◆ What you have to do: Set down the material below in full, matching it exactly.

◆ Record list:
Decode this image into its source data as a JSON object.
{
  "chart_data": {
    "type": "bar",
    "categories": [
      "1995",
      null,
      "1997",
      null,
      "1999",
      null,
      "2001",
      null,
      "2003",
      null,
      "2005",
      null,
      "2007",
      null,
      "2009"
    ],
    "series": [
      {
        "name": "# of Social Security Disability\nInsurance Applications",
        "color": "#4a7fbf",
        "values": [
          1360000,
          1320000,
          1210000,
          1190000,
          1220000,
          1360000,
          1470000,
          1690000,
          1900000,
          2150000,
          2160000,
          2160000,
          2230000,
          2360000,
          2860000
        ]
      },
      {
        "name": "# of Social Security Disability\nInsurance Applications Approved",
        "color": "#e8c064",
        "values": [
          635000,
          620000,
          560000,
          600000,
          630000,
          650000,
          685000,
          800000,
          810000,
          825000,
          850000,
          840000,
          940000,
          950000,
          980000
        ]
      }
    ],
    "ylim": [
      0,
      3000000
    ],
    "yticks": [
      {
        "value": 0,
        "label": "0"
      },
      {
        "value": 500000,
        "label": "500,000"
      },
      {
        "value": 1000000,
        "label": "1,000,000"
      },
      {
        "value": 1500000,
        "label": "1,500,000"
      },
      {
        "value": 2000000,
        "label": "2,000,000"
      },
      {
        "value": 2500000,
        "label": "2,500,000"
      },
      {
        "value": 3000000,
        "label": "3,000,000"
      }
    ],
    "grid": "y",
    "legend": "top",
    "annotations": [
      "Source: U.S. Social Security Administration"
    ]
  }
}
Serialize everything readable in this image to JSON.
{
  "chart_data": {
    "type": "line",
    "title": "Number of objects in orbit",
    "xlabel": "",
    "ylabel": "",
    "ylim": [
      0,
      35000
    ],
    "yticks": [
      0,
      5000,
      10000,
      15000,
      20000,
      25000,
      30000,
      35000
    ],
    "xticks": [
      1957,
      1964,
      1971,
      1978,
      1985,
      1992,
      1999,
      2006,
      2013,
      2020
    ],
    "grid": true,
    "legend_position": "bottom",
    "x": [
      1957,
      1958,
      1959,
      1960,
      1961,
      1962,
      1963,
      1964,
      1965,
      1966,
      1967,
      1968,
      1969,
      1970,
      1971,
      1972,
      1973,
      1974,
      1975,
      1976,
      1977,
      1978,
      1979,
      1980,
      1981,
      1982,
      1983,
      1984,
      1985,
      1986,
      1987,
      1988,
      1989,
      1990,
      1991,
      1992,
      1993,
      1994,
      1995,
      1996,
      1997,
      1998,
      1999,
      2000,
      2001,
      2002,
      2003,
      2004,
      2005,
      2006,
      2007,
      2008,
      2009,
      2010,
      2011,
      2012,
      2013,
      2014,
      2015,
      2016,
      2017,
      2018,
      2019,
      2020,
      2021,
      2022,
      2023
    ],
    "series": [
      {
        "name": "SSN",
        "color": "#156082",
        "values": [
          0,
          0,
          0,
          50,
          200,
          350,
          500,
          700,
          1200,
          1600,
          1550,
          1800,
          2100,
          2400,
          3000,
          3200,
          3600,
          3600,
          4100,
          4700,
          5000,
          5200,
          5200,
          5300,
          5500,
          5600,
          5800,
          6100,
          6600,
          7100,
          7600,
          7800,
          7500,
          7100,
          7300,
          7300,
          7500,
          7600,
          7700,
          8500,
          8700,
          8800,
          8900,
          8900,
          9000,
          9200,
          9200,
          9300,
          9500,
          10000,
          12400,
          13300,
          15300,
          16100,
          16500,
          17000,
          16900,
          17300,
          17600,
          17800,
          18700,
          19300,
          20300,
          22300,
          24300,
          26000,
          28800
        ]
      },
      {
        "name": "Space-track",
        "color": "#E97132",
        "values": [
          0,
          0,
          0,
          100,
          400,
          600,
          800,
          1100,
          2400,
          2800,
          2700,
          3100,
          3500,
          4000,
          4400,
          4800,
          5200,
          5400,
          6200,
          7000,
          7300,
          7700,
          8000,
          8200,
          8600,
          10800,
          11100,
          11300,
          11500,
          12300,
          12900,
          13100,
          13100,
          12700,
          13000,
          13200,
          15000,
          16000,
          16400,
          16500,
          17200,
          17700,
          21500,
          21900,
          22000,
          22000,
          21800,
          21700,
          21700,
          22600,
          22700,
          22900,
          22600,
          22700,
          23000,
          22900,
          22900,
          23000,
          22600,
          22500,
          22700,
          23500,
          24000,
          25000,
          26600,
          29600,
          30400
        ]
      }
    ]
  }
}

◆ Exercise result:
Decode this image into its source data as a JSON object.
{
  "chart_data": {
    "type": "bar",
    "categories": [
      "1995",
      null,
      "1997",
      null,
      "1999",
      null,
      "2001",
      null,
      "2003",
      null,
      "2005",
      null,
      "2007",
      null,
      "2009"
    ],
    "series": [
      {
        "name": "# of Social Security Disability\nInsurance Applications",
        "color": "#4a7fbf",
        "values": [
          1360000,
          1320000,
          1210000,
          1190000,
          1220000,
          1360000,
          1470000,
          1690000,
          1900000,
          2150000,
          2160000,
          2160000,
          2230000,
          2360000,
          2860000
        ]
      },
      {
        "name": "# of Social Security Disability\nInsurance Applications Approved",
        "color": "#e8c064",
        "values": [
          635000,
          620000,
          560000,
          600000,
          630000,
          650000,
          685000,
          800000,
          810000,
          825000,
          850000,
          840000,
          940000,
          950000,
          980000
        ]
      }
    ],
    "ylim": [
      0,
      3000000
    ],
    "yticks": [
      {
        "value": 0,
        "label": "0"
      },
      {
        "value": 500000,
        "label": "500,000"
      },
      {
        "value": 1000000,
        "label": "1,000,000"
      },
      {
        "value": 1500000,
        "label": "1,500,000"
      },
      {
        "value": 2000000,
        "label": "2,000,000"
      },
      {
        "value": 2500000,
        "label": "2,500,000"
      },
      {
        "value": 3000000,
        "label": "3,000,000"
      }
    ],
    "grid": "y",
    "legend": "top",
    "annotations": [
      "Source: U.S. Social Security Administration"
    ]
  }
}
Serialize everything readable in this image to JSON.
{
  "chart_data": {
    "type": "line",
    "title": "Number of objects in orbit",
    "xlabel": "",
    "ylabel": "",
    "ylim": [
      0,
      35000
    ],
    "yticks": [
      0,
      5000,
      10000,
      15000,
      20000,
      25000,
      30000,
      35000
    ],
    "xticks": [
      1957,
      1964,
      1971,
      1978,
      1985,
      1992,
      1999,
      2006,
      2013,
      2020
    ],
    "grid": true,
    "legend_position": "bottom",
    "x": [
      1957,
      1958,
      1959,
      1960,
      1961,
      1962,
      1963,
      1964,
      1965,
      1966,
      1967,
      1968,
      1969,
      1970,
      1971,
      1972,
      1973,
      1974,
      1975,
      1976,
      1977,
      1978,
      1979,
      1980,
      1981,
      1982,
      1983,
      1984,
      1985,
      1986,
      1987,
      1988,
      1989,
      1990,
      1991,
      1992,
      1993,
      1994,
      1995,
      1996,
      1997,
      1998,
      1999,
      2000,
      2001,
      2002,
      2003,
      2004,
      2005,
      2006,
      2007,
      2008,
      2009,
      2010,
      2011,
      2012,
      2013,
      2014,
      2015,
      2016,
      2017,
      2018,
      2019,
      2020,
      2021,
      2022,
      2023
    ],
    "series": [
      {
        "name": "SSN",
        "color": "#156082",
        "values": [
          0,
          0,
          0,
          50,
          200,
          350,
          500,
          700,
          1200,
          1600,
          1550,
          1800,
          2100,
          2400,
          3000,
          3200,
          3600,
          3600,
          4100,
          4700,
          5000,
          5200,
          5200,
          5300,
          5500,
          5600,
          5800,
          6100,
          6600,
          7100,
          7600,
          7800,
          7500,
          7100,
          7300,
          7300,
          7500,
          7600,
          7700,
          8500,
          8700,
          8800,
          8900,
          8900,
          9000,
          9200,
          9200,
          9300,
          9500,
          10000,
          12400,
          13300,
          15300,
          16100,
          16500,
          17000,
          16900,
          17300,
          17600,
          17800,
          18700,
          19300,
          20300,
          22300,
          24300,
          26000,
          28800
        ]
      },
      {
        "name": "Space-track",
        "color": "#E97132",
        "values": [
          0,
          0,
          0,
          100,
          400,
          600,
          800,
          1100,
          2400,
          2800,
          2700,
          3100,
          3500,
          4000,
          4400,
          4800,
          5200,
          5400,
          6200,
          7000,
          7300,
          7700,
          8000,
          8200,
          8600,
          10800,
          11100,
          11300,
          11500,
          12300,
          12900,
          13100,
          13100,
          12700,
          13000,
          13200,
          15000,
          16000,
          16400,
          16500,
          17200,
          17700,
          21500,
          21900,
          22000,
          22000,
          21800,
          21700,
          21700,
          22600,
          22700,
          22900,
          22600,
          22700,
          23000,
          22900,
          22900,
          23000,
          22600,
          22500,
          22700,
          23500,
          24000,
          25000,
          26600,
          29600,
          30400
        ]
      }
    ]
  }
}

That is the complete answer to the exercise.